ENTRIES SHOWN
*-*-*
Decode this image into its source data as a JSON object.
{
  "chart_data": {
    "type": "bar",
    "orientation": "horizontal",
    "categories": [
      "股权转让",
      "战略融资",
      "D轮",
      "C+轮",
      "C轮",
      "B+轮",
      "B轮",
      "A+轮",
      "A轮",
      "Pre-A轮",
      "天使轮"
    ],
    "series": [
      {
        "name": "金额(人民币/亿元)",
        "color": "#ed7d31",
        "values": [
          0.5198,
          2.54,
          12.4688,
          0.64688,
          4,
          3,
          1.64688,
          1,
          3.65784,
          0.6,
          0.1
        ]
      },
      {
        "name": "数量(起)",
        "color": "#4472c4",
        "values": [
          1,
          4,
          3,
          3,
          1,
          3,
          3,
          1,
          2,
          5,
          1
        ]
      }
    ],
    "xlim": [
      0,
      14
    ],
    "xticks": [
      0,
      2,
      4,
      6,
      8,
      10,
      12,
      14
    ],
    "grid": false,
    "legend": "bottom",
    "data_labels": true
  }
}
*-*-*
WORK TO BE COMPLETED
Exactly as written above, please repeat the entries.

FINISHED EXERCISE
Decode this image into its source data as a JSON object.
{
  "chart_data": {
    "type": "bar",
    "orientation": "horizontal",
    "categories": [
      "股权转让",
      "战略融资",
      "D轮",
      "C+轮",
      "C轮",
      "B+轮",
      "B轮",
      "A+轮",
      "A轮",
      "Pre-A轮",
      "天使轮"
    ],
    "series": [
      {
        "name": "金额(人民币/亿元)",
        "color": "#ed7d31",
        "values": [
          0.5198,
          2.54,
          12.4688,
          0.64688,
          4,
          3,
          1.64688,
          1,
          3.65784,
          0.6,
          0.1
        ]
      },
      {
        "name": "数量(起)",
        "color": "#4472c4",
        "values": [
          1,
          4,
          3,
          3,
          1,
          3,
          3,
          1,
          2,
          5,
          1
        ]
      }
    ],
    "xlim": [
      0,
      14
    ],
    "xticks": [
      0,
      2,
      4,
      6,
      8,
      10,
      12,
      14
    ],
    "grid": false,
    "legend": "bottom",
    "data_labels": true
  }
}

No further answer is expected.